TASK INSTRUCTIONS: How many lines of the data include the string "rotating"? State the number and nothing else.

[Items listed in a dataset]
+++

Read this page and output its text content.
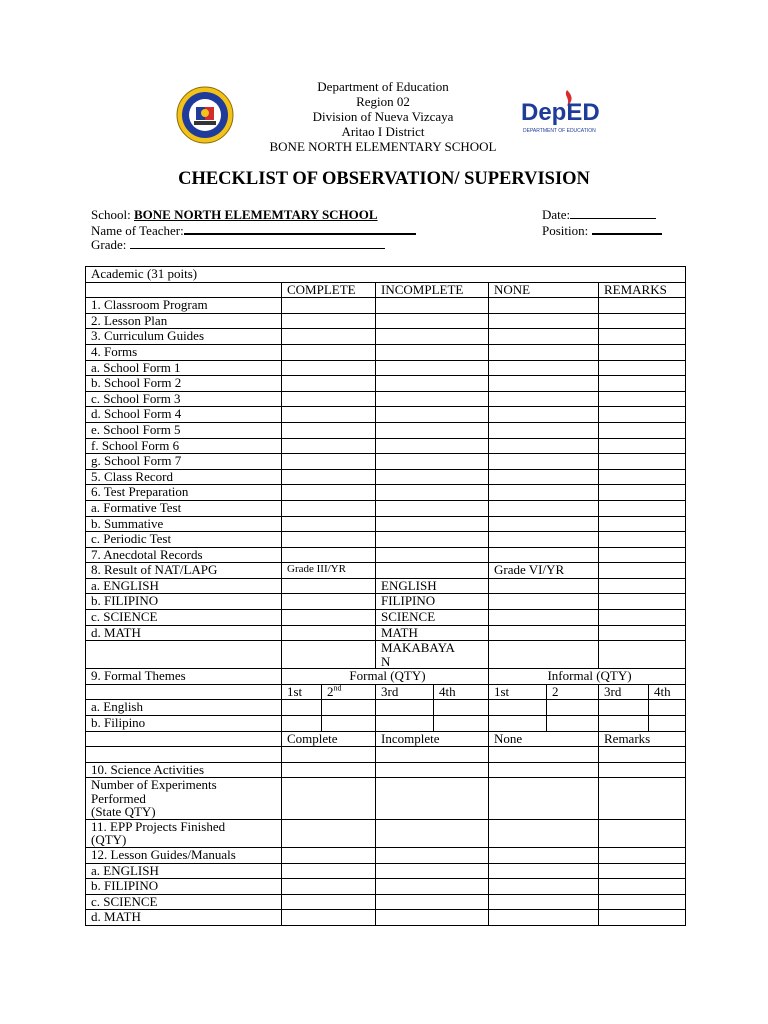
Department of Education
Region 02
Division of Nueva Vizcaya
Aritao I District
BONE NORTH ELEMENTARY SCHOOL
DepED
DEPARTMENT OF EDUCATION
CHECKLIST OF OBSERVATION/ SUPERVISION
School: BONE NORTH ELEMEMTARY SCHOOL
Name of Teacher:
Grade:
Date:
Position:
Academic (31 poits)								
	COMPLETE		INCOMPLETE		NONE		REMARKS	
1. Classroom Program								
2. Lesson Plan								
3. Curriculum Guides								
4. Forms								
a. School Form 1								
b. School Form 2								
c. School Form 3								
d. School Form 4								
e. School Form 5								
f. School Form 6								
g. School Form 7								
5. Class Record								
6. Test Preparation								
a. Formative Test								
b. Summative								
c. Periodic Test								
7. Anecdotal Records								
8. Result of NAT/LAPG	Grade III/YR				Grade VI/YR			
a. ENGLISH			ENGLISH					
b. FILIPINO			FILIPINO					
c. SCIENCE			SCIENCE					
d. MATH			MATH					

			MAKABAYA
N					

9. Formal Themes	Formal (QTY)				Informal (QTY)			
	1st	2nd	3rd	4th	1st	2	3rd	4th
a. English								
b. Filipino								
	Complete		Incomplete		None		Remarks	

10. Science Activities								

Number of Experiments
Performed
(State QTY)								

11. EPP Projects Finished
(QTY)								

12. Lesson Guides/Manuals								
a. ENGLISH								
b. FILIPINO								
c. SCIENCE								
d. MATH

+++

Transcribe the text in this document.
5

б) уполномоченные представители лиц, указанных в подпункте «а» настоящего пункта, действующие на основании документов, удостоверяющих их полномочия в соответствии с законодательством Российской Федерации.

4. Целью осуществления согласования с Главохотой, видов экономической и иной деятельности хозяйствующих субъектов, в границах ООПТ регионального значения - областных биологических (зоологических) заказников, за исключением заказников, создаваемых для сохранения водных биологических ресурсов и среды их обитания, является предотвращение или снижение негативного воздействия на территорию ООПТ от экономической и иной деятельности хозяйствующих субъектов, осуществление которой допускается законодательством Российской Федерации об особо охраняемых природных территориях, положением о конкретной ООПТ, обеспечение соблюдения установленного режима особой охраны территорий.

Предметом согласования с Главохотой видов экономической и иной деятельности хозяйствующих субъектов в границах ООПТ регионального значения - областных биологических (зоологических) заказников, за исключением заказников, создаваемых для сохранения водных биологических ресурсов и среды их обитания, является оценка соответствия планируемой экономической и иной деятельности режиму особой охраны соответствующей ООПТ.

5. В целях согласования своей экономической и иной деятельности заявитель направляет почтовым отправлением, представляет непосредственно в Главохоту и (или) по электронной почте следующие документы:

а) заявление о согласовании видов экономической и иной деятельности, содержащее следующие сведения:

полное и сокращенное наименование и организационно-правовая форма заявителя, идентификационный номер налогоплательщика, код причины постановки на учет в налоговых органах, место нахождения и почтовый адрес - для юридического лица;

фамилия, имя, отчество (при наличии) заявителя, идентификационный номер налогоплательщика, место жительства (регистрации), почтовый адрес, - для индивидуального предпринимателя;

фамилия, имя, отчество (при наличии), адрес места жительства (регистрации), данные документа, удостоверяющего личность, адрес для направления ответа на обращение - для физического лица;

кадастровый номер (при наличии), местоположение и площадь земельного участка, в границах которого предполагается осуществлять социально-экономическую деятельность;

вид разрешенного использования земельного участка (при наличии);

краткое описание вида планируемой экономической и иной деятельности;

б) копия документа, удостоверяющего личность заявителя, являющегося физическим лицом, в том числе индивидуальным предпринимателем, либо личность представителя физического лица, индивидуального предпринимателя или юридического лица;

+++

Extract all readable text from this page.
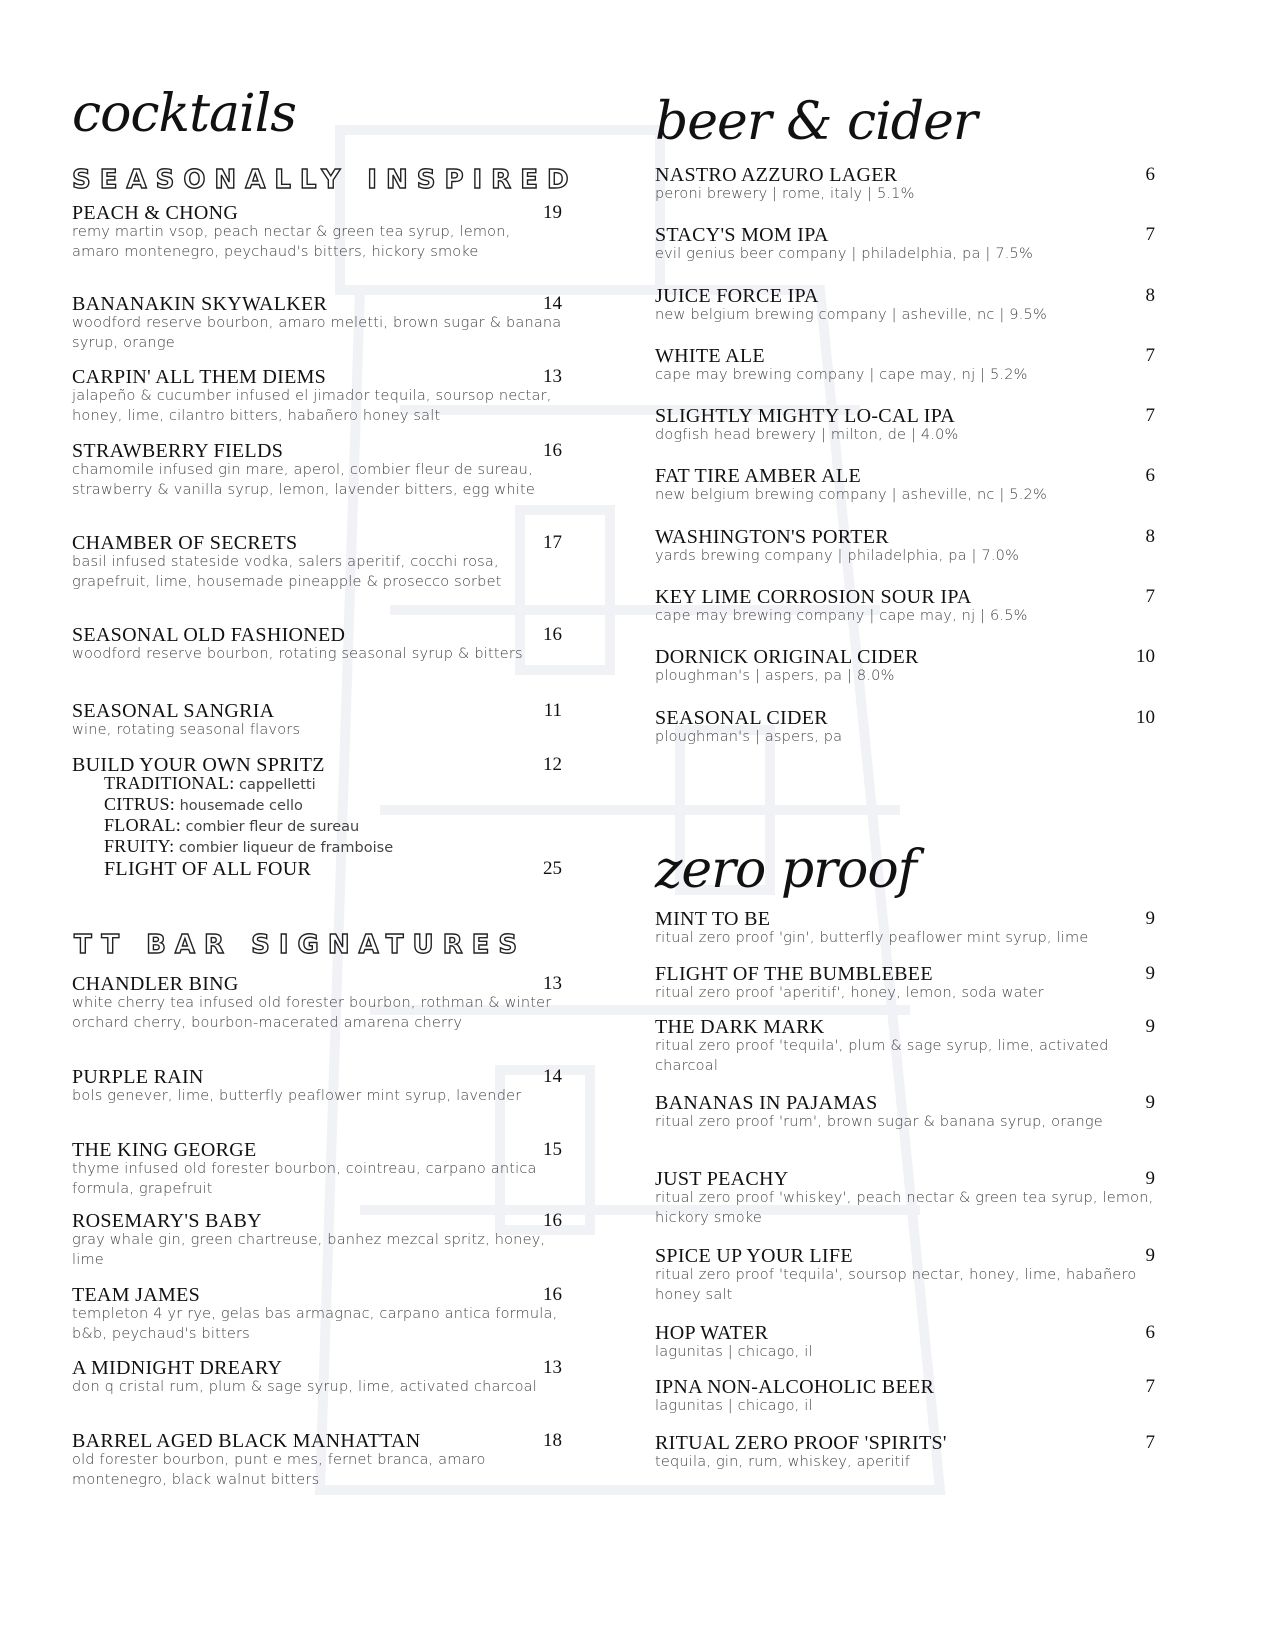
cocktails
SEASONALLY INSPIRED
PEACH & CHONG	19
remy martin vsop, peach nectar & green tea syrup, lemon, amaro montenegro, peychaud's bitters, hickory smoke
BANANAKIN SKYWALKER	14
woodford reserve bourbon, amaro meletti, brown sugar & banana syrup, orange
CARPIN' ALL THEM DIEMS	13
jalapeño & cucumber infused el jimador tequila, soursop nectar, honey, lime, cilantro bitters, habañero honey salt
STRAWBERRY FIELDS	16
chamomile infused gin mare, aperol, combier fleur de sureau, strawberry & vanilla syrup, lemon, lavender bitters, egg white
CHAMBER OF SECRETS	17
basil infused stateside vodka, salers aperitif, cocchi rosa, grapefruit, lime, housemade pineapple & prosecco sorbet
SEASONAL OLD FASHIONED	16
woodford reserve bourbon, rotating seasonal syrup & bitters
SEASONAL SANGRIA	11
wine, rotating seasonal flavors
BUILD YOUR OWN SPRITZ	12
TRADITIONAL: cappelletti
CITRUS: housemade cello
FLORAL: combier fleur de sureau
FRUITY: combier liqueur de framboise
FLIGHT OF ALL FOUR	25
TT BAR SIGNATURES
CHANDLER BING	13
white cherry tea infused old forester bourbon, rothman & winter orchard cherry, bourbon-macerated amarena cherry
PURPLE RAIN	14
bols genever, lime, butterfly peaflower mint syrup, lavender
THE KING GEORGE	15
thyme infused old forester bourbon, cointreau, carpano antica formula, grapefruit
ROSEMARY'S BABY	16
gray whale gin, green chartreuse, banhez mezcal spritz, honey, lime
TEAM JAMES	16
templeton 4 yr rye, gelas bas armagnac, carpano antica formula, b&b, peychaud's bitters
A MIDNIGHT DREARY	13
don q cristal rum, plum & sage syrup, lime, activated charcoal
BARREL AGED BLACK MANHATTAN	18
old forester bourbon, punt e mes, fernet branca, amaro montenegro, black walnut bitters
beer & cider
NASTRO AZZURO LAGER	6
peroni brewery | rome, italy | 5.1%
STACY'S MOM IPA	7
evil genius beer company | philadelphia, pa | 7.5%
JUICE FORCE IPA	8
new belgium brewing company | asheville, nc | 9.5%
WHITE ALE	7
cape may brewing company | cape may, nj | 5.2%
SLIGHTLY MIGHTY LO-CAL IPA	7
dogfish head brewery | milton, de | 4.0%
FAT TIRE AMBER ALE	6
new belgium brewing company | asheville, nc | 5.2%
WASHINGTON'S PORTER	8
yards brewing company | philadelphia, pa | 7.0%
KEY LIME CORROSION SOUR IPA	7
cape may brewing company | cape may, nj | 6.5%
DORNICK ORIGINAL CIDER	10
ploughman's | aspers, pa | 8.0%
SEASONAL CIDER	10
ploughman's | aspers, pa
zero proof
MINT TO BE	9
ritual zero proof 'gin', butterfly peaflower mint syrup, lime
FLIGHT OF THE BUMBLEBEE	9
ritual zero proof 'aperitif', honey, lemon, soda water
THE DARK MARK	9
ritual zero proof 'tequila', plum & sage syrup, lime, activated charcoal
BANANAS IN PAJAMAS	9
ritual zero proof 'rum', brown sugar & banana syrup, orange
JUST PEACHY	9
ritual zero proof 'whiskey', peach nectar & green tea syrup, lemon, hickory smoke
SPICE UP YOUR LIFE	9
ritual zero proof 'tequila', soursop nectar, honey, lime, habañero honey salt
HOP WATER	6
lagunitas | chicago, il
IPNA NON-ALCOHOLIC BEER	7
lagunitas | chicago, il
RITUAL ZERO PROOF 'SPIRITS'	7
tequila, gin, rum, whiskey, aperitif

+++

FINISHED TASK: 2